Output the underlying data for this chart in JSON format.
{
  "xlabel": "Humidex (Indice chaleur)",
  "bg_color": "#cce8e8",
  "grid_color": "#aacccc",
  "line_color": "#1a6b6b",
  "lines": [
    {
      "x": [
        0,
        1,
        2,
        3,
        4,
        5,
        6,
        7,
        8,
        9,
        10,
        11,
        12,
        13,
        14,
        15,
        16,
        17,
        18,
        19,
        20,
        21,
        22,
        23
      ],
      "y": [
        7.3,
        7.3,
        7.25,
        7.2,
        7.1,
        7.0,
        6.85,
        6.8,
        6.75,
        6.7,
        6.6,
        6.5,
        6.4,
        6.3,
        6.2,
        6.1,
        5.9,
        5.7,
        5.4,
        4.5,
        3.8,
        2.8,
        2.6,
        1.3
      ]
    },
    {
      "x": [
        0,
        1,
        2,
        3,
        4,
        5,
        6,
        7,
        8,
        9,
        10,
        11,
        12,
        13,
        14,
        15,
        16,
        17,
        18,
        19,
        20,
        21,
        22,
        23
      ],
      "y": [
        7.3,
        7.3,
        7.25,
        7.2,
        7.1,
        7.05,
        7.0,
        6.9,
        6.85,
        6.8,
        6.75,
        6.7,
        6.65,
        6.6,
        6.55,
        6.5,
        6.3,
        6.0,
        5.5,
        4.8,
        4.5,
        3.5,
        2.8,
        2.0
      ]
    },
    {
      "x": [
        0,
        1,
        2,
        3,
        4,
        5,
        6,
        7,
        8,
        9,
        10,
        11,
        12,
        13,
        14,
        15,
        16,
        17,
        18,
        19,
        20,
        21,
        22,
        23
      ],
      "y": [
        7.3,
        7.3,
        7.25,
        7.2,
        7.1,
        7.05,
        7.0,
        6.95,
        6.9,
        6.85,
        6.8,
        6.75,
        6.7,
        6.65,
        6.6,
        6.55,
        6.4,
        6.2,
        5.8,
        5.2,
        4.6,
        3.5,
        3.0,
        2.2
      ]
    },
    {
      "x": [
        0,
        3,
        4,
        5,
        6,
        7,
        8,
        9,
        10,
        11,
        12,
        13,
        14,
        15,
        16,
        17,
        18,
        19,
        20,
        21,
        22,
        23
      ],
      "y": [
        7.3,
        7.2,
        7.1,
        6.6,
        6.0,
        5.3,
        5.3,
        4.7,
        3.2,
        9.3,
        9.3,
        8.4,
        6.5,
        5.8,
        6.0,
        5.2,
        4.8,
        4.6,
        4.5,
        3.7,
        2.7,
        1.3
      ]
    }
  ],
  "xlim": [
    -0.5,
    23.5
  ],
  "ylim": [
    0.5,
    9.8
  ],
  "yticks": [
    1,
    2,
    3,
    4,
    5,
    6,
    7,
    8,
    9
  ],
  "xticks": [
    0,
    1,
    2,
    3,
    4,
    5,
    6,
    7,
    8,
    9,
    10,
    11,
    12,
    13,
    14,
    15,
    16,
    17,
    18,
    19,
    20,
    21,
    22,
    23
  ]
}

* * * * * * *

Challenge: Exactly as written, please output every entry.

Solved exercise:
Output the underlying data for this chart in JSON format.
{
  "xlabel": "Humidex (Indice chaleur)",
  "bg_color": "#cce8e8",
  "grid_color": "#aacccc",
  "line_color": "#1a6b6b",
  "lines": [
    {
      "x": [
        0,
        1,
        2,
        3,
        4,
        5,
        6,
        7,
        8,
        9,
        10,
        11,
        12,
        13,
        14,
        15,
        16,
        17,
        18,
        19,
        20,
        21,
        22,
        23
      ],
      "y": [
        7.3,
        7.3,
        7.25,
        7.2,
        7.1,
        7.0,
        6.85,
        6.8,
        6.75,
        6.7,
        6.6,
        6.5,
        6.4,
        6.3,
        6.2,
        6.1,
        5.9,
        5.7,
        5.4,
        4.5,
        3.8,
        2.8,
        2.6,
        1.3
      ]
    },
    {
      "x": [
        0,
        1,
        2,
        3,
        4,
        5,
        6,
        7,
        8,
        9,
        10,
        11,
        12,
        13,
        14,
        15,
        16,
        17,
        18,
        19,
        20,
        21,
        22,
        23
      ],
      "y": [
        7.3,
        7.3,
        7.25,
        7.2,
        7.1,
        7.05,
        7.0,
        6.9,
        6.85,
        6.8,
        6.75,
        6.7,
        6.65,
        6.6,
        6.55,
        6.5,
        6.3,
        6.0,
        5.5,
        4.8,
        4.5,
        3.5,
        2.8,
        2.0
      ]
    },
    {
      "x": [
        0,
        1,
        2,
        3,
        4,
        5,
        6,
        7,
        8,
        9,
        10,
        11,
        12,
        13,
        14,
        15,
        16,
        17,
        18,
        19,
        20,
        21,
        22,
        23
      ],
      "y": [
        7.3,
        7.3,
        7.25,
        7.2,
        7.1,
        7.05,
        7.0,
        6.95,
        6.9,
        6.85,
        6.8,
        6.75,
        6.7,
        6.65,
        6.6,
        6.55,
        6.4,
        6.2,
        5.8,
        5.2,
        4.6,
        3.5,
        3.0,
        2.2
      ]
    },
    {
      "x": [
        0,
        3,
        4,
        5,
        6,
        7,
        8,
        9,
        10,
        11,
        12,
        13,
        14,
        15,
        16,
        17,
        18,
        19,
        20,
        21,
        22,
        23
      ],
      "y": [
        7.3,
        7.2,
        7.1,
        6.6,
        6.0,
        5.3,
        5.3,
        4.7,
        3.2,
        9.3,
        9.3,
        8.4,
        6.5,
        5.8,
        6.0,
        5.2,
        4.8,
        4.6,
        4.5,
        3.7,
        2.7,
        1.3
      ]
    }
  ],
  "xlim": [
    -0.5,
    23.5
  ],
  "ylim": [
    0.5,
    9.8
  ],
  "yticks": [
    1,
    2,
    3,
    4,
    5,
    6,
    7,
    8,
    9
  ],
  "xticks": [
    0,
    1,
    2,
    3,
    4,
    5,
    6,
    7,
    8,
    9,
    10,
    11,
    12,
    13,
    14,
    15,
    16,
    17,
    18,
    19,
    20,
    21,
    22,
    23
  ]
}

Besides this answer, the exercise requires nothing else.